%%
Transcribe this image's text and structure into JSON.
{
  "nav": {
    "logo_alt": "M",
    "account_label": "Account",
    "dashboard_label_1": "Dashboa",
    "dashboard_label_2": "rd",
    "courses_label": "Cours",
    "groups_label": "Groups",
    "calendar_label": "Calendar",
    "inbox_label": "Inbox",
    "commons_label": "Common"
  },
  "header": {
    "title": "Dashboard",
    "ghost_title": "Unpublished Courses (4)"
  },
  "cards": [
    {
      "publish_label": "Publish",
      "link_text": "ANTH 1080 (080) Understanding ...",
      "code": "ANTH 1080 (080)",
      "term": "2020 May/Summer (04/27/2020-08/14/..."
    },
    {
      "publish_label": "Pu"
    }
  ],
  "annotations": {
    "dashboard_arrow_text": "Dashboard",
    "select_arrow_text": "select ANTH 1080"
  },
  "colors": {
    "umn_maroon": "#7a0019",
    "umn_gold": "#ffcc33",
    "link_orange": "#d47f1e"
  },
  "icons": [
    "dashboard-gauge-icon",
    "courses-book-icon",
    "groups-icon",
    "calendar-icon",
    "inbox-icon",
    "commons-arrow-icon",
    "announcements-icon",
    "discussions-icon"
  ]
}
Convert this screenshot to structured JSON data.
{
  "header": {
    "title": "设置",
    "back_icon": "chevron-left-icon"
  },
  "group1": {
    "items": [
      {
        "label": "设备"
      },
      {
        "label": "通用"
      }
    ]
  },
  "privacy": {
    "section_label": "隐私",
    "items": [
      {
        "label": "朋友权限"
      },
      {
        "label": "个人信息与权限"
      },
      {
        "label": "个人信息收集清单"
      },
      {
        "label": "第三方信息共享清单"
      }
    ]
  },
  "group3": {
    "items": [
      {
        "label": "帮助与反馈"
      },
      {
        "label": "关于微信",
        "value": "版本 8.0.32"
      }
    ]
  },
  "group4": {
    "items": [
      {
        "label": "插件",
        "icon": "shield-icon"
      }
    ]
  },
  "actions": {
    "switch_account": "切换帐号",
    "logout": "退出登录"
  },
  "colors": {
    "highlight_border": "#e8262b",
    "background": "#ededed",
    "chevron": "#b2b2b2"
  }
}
%%
The request: Count the lines in the material above where the string "this" appears, then state only that count.

Exercise result: 2